*Stated problem:* Lines that hold the word "name" should be located and copied.

(Dataset records on visual material)
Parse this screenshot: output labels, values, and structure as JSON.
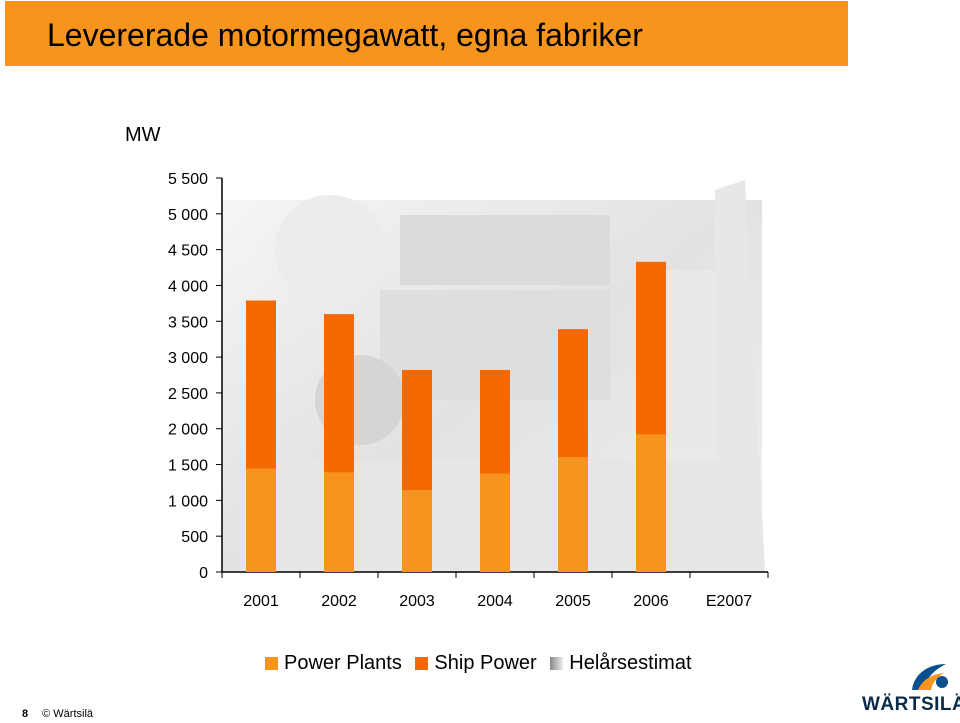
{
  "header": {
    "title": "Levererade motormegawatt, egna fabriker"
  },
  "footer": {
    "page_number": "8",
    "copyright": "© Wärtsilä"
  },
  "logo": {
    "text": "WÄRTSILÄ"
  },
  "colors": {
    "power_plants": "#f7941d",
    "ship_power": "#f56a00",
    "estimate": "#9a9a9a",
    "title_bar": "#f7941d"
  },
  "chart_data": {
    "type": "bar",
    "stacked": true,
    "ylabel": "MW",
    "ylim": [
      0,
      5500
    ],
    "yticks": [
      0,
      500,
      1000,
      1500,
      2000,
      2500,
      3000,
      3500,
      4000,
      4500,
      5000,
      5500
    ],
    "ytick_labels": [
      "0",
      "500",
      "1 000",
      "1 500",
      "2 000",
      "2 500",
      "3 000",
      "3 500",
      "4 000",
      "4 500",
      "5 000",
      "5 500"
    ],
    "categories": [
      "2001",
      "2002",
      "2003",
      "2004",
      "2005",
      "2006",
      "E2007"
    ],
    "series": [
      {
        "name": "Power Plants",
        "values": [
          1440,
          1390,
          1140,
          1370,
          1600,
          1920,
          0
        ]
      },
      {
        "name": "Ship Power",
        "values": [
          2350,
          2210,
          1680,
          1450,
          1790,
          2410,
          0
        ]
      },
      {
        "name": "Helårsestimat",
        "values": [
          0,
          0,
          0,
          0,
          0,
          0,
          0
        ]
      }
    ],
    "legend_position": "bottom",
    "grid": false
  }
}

*Answer to the task:*
        "name": "Power Plants",
        "name": "Ship Power",
        "name": "Helårsestimat",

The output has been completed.